What you will do —
Output each line of the entries below as a numbered list, omitting any blank lines.

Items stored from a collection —
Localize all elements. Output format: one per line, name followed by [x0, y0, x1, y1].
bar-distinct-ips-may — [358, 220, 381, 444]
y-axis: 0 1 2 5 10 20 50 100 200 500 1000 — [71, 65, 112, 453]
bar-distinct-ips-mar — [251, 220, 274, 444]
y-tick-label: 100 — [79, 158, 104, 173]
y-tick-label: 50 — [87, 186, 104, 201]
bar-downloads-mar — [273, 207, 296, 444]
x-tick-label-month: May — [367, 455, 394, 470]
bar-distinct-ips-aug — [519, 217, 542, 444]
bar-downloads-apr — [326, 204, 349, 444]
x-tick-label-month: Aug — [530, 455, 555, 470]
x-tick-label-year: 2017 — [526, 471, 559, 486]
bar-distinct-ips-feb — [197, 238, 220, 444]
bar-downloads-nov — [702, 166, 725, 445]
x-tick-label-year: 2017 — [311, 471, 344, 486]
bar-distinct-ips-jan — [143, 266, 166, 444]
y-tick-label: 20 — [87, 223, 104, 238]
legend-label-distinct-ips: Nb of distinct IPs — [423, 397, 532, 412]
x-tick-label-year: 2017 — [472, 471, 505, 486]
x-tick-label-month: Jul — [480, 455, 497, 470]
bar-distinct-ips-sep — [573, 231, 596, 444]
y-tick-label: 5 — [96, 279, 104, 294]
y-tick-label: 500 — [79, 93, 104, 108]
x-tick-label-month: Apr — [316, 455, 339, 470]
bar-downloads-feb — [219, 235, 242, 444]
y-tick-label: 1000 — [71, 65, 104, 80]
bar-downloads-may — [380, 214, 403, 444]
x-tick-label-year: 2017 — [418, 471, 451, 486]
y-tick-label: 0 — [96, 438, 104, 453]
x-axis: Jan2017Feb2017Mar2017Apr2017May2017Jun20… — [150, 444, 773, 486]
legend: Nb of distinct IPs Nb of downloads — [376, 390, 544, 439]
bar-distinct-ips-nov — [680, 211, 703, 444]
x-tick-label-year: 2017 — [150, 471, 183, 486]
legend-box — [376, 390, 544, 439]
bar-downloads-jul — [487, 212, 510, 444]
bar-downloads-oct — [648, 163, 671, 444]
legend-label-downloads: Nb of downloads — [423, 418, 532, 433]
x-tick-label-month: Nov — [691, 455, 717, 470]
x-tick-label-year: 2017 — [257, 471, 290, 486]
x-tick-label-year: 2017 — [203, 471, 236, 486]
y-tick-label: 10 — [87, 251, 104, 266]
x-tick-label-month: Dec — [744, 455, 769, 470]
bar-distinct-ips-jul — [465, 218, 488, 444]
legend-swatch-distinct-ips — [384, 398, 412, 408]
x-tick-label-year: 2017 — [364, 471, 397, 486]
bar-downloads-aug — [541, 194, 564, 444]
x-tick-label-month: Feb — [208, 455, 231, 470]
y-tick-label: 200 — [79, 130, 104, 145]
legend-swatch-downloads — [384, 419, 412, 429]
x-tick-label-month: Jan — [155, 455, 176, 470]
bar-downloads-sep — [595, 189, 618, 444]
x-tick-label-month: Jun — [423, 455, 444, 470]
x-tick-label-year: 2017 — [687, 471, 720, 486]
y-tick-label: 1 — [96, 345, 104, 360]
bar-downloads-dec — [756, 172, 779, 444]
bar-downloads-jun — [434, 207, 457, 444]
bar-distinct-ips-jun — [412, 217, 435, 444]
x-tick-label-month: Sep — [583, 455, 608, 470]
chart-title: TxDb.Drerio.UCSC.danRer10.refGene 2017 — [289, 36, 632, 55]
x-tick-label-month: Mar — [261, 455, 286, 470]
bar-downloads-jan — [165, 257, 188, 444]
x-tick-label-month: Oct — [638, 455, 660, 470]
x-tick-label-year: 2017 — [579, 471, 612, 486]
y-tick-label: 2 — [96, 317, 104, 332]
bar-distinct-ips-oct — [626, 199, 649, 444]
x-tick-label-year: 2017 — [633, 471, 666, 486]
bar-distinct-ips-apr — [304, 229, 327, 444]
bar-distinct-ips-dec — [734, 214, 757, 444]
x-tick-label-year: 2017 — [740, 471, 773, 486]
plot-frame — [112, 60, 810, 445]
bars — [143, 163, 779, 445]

Correct output —
1. Localize all elements. Output format: one per line, name followed by [x0, y0, x1, y1].
2. bar-distinct-ips-may — [358, 220, 381, 444]
3. y-axis: 0 1 2 5 10 20 50 100 200 500 1000 — [71, 65, 112, 453]
4. bar-distinct-ips-mar — [251, 220, 274, 444]
5. y-tick-label: 100 — [79, 158, 104, 173]
6. y-tick-label: 50 — [87, 186, 104, 201]
7. bar-downloads-mar — [273, 207, 296, 444]
8. x-tick-label-month: May — [367, 455, 394, 470]
9. bar-distinct-ips-aug — [519, 217, 542, 444]
10. bar-downloads-apr — [326, 204, 349, 444]
11. x-tick-label-month: Aug — [530, 455, 555, 470]
12. x-tick-label-year: 2017 — [526, 471, 559, 486]
13. bar-distinct-ips-feb — [197, 238, 220, 444]
14. bar-downloads-nov — [702, 166, 725, 445]
15. x-tick-label-year: 2017 — [311, 471, 344, 486]
16. bar-distinct-ips-jan — [143, 266, 166, 444]
17. y-tick-label: 20 — [87, 223, 104, 238]
18. legend-label-distinct-ips: Nb of distinct IPs — [423, 397, 532, 412]
19. x-tick-label-year: 2017 — [472, 471, 505, 486]
20. x-tick-label-month: Jul — [480, 455, 497, 470]
21. bar-distinct-ips-sep — [573, 231, 596, 444]
22. y-tick-label: 5 — [96, 279, 104, 294]
23. y-tick-label: 500 — [79, 93, 104, 108]
24. x-tick-label-month: Apr — [316, 455, 339, 470]
25. bar-downloads-feb — [219, 235, 242, 444]
26. y-tick-label: 1000 — [71, 65, 104, 80]
27. bar-downloads-may — [380, 214, 403, 444]
28. x-tick-label-year: 2017 — [418, 471, 451, 486]
29. y-tick-label: 0 — [96, 438, 104, 453]
30. x-axis: Jan2017Feb2017Mar2017Apr2017May2017Jun20… — [150, 444, 773, 486]
31. legend: Nb of distinct IPs Nb of downloads — [376, 390, 544, 439]
32. bar-distinct-ips-nov — [680, 211, 703, 444]
33. x-tick-label-year: 2017 — [150, 471, 183, 486]
34. legend-box — [376, 390, 544, 439]
35. bar-downloads-jul — [487, 212, 510, 444]
36. bar-downloads-oct — [648, 163, 671, 444]
37. legend-label-downloads: Nb of downloads — [423, 418, 532, 433]
38. x-tick-label-month: Nov — [691, 455, 717, 470]
39. x-tick-label-year: 2017 — [257, 471, 290, 486]
40. x-tick-label-year: 2017 — [203, 471, 236, 486]
41. y-tick-label: 10 — [87, 251, 104, 266]
42. x-tick-label-month: Dec — [744, 455, 769, 470]
43. bar-distinct-ips-jul — [465, 218, 488, 444]
44. legend-swatch-distinct-ips — [384, 398, 412, 408]
45. x-tick-label-year: 2017 — [364, 471, 397, 486]
46. bar-downloads-aug — [541, 194, 564, 444]
47. x-tick-label-month: Feb — [208, 455, 231, 470]
48. y-tick-label: 200 — [79, 130, 104, 145]
49. legend-swatch-downloads — [384, 419, 412, 429]
50. x-tick-label-month: Jan — [155, 455, 176, 470]
51. bar-downloads-sep — [595, 189, 618, 444]
52. x-tick-label-month: Jun — [423, 455, 444, 470]
53. x-tick-label-year: 2017 — [687, 471, 720, 486]
54. y-tick-label: 1 — [96, 345, 104, 360]
55. bar-downloads-dec — [756, 172, 779, 444]
56. bar-downloads-jun — [434, 207, 457, 444]
57. bar-distinct-ips-jun — [412, 217, 435, 444]
58. x-tick-label-month: Sep — [583, 455, 608, 470]
59. chart-title: TxDb.Drerio.UCSC.danRer10.refGene 2017 — [289, 36, 632, 55]
60. x-tick-label-month: Mar — [261, 455, 286, 470]
61. bar-downloads-jan — [165, 257, 188, 444]
62. x-tick-label-month: Oct — [638, 455, 660, 470]
63. x-tick-label-year: 2017 — [579, 471, 612, 486]
64. y-tick-label: 2 — [96, 317, 104, 332]
65. bar-distinct-ips-oct — [626, 199, 649, 444]
66. x-tick-label-year: 2017 — [633, 471, 666, 486]
67. bar-distinct-ips-apr — [304, 229, 327, 444]
68. bar-distinct-ips-dec — [734, 214, 757, 444]
69. x-tick-label-year: 2017 — [740, 471, 773, 486]
70. plot-frame — [112, 60, 810, 445]
71. bars — [143, 163, 779, 445]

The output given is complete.